| EXERCISE REQUIREMENTS |
Produce an exact transcription of the listing below, omitting the pictures.

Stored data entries
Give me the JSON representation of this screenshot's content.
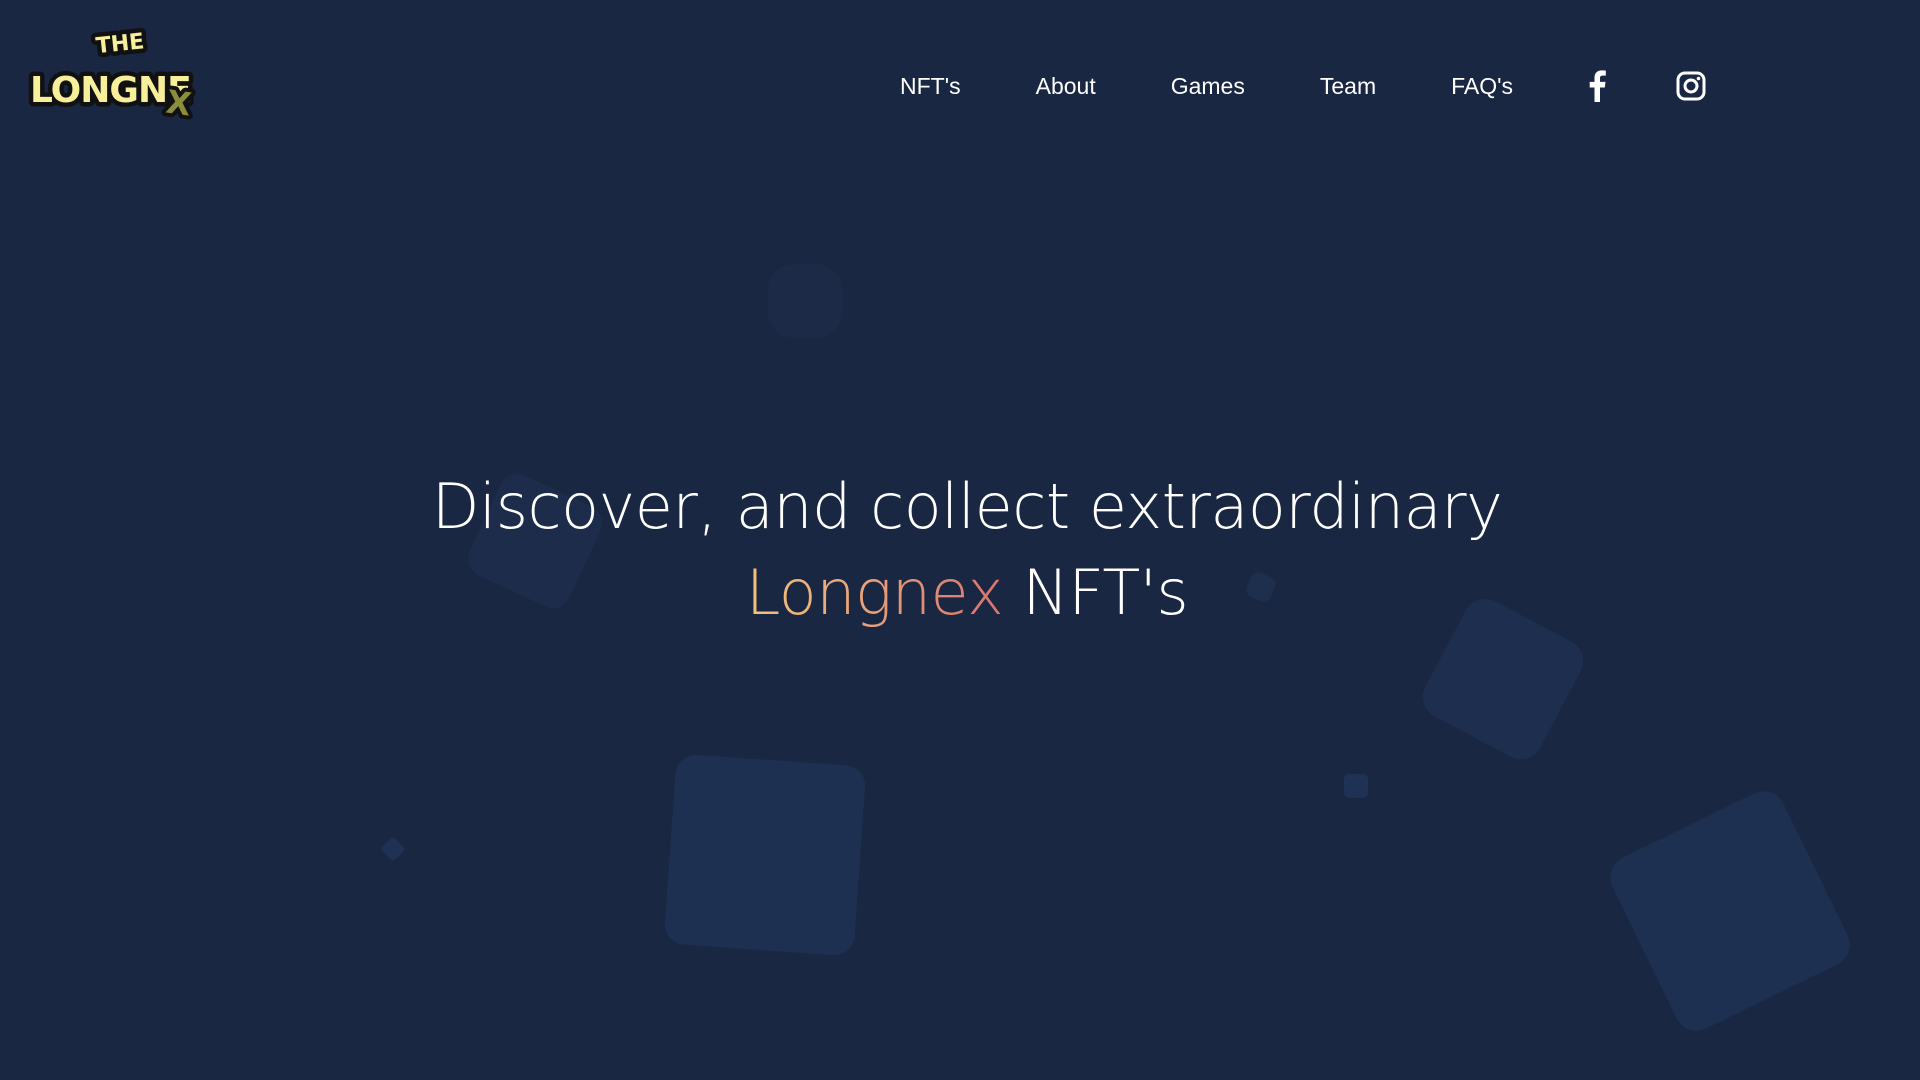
{
  "brand": {
    "logo_text": "THE LONGNEX",
    "logo_top": "THE",
    "logo_main": "LONGNE",
    "logo_x": "X"
  },
  "nav": {
    "links": [
      {
        "label": "NFT's"
      },
      {
        "label": "About"
      },
      {
        "label": "Games"
      },
      {
        "label": "Team"
      },
      {
        "label": "FAQ's"
      }
    ],
    "social": [
      {
        "icon": "facebook-icon"
      },
      {
        "icon": "instagram-icon"
      }
    ]
  },
  "hero": {
    "line1": "Discover, and collect extraordinary",
    "highlight": "Longnex",
    "line2_rest": "NFT's"
  },
  "colors": {
    "background": "#1a2742",
    "text": "#ffffff",
    "accent_start": "#f2c47a",
    "accent_end": "#d9736f",
    "logo_yellow": "#f7ef9a"
  }
}
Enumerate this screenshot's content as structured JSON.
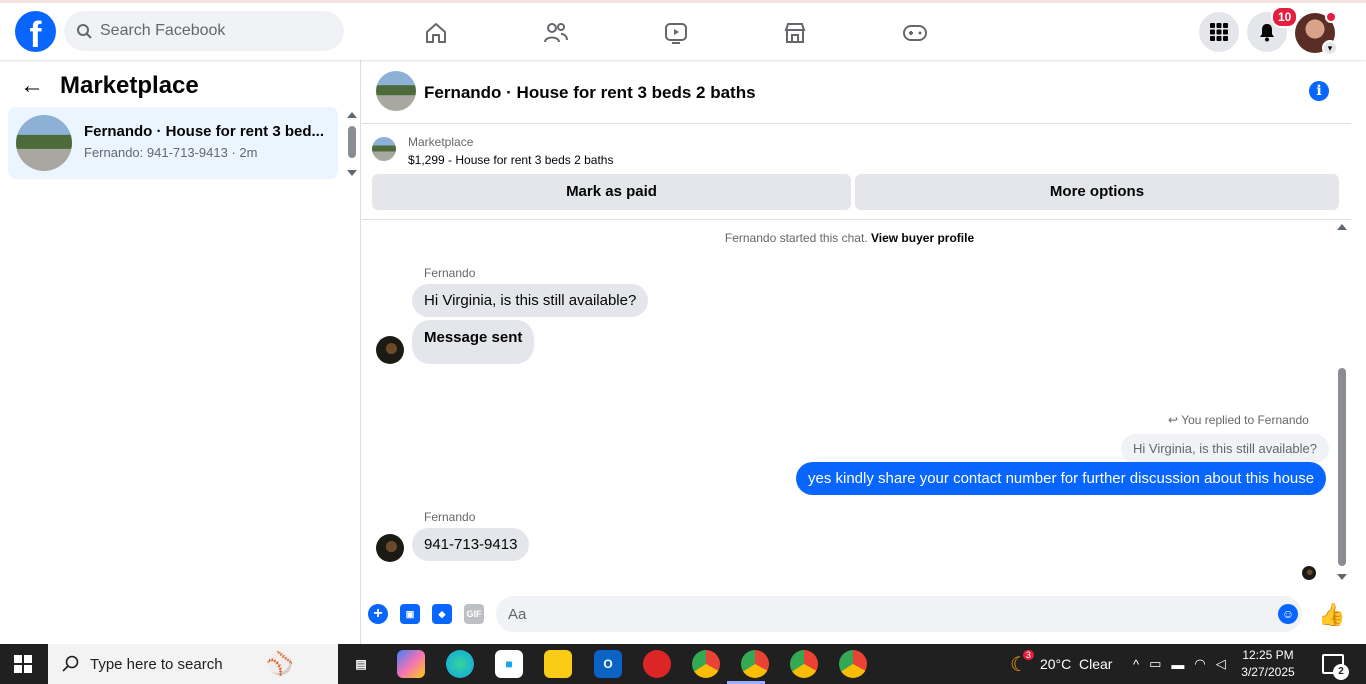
{
  "header": {
    "search_placeholder": "Search Facebook",
    "notifications_count": "10",
    "brand_color": "#0866ff"
  },
  "sidebar": {
    "title": "Marketplace",
    "conversations": [
      {
        "title": "Fernando · House for rent 3 bed...",
        "subtitle": "Fernando: 941-713-9413 · 2m"
      }
    ]
  },
  "chat": {
    "title": "Fernando · House for rent 3 beds 2 baths",
    "listing": {
      "label": "Marketplace",
      "price_title": "$1,299 - House for rent 3 beds 2 baths",
      "mark_paid": "Mark as paid",
      "more_options": "More options"
    },
    "system": {
      "started": "Fernando started this chat.",
      "link": "View buyer profile"
    },
    "messages": {
      "sender1": "Fernando",
      "m1": "Hi Virginia, is this still available?",
      "m2": "Message sent",
      "reply_note": "You replied to Fernando",
      "quote": "Hi Virginia, is this still available?",
      "out1": "yes kindly share your contact number for further discussion about this house",
      "sender2": "Fernando",
      "m3": "941-713-9413"
    },
    "composer": {
      "placeholder": "Aa",
      "gif_label": "GIF"
    }
  },
  "taskbar": {
    "search_placeholder": "Type here to search",
    "weather": "20°C  Clear",
    "weather_badge": "3",
    "time": "12:25 PM",
    "date": "3/27/2025",
    "notifications": "2"
  }
}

| EXERCISE OUTPUT |
Give me the JSON representation of this screenshot's content.
{
  "brand": {
    "logo_text": "THE LONGNEX",
    "logo_top": "THE",
    "logo_main": "LONGNE",
    "logo_x": "X"
  },
  "nav": {
    "links": [
      {
        "label": "NFT's"
      },
      {
        "label": "About"
      },
      {
        "label": "Games"
      },
      {
        "label": "Team"
      },
      {
        "label": "FAQ's"
      }
    ],
    "social": [
      {
        "icon": "facebook-icon"
      },
      {
        "icon": "instagram-icon"
      }
    ]
  },
  "hero": {
    "line1": "Discover, and collect extraordinary",
    "highlight": "Longnex",
    "line2_rest": "NFT's"
  },
  "colors": {
    "background": "#1a2742",
    "text": "#ffffff",
    "accent_start": "#f2c47a",
    "accent_end": "#d9736f",
    "logo_yellow": "#f7ef9a"
  }
}
Enumerate this screenshot's content as structured JSON.
{
  "header": {
    "search_placeholder": "Search Facebook",
    "notifications_count": "10",
    "brand_color": "#0866ff"
  },
  "sidebar": {
    "title": "Marketplace",
    "conversations": [
      {
        "title": "Fernando · House for rent 3 bed...",
        "subtitle": "Fernando: 941-713-9413 · 2m"
      }
    ]
  },
  "chat": {
    "title": "Fernando · House for rent 3 beds 2 baths",
    "listing": {
      "label": "Marketplace",
      "price_title": "$1,299 - House for rent 3 beds 2 baths",
      "mark_paid": "Mark as paid",
      "more_options": "More options"
    },
    "system": {
      "started": "Fernando started this chat.",
      "link": "View buyer profile"
    },
    "messages": {
      "sender1": "Fernando",
      "m1": "Hi Virginia, is this still available?",
      "m2": "Message sent",
      "reply_note": "You replied to Fernando",
      "quote": "Hi Virginia, is this still available?",
      "out1": "yes kindly share your contact number for further discussion about this house",
      "sender2": "Fernando",
      "m3": "941-713-9413"
    },
    "composer": {
      "placeholder": "Aa",
      "gif_label": "GIF"
    }
  },
  "taskbar": {
    "search_placeholder": "Type here to search",
    "weather": "20°C  Clear",
    "weather_badge": "3",
    "time": "12:25 PM",
    "date": "3/27/2025",
    "notifications": "2"
  }
}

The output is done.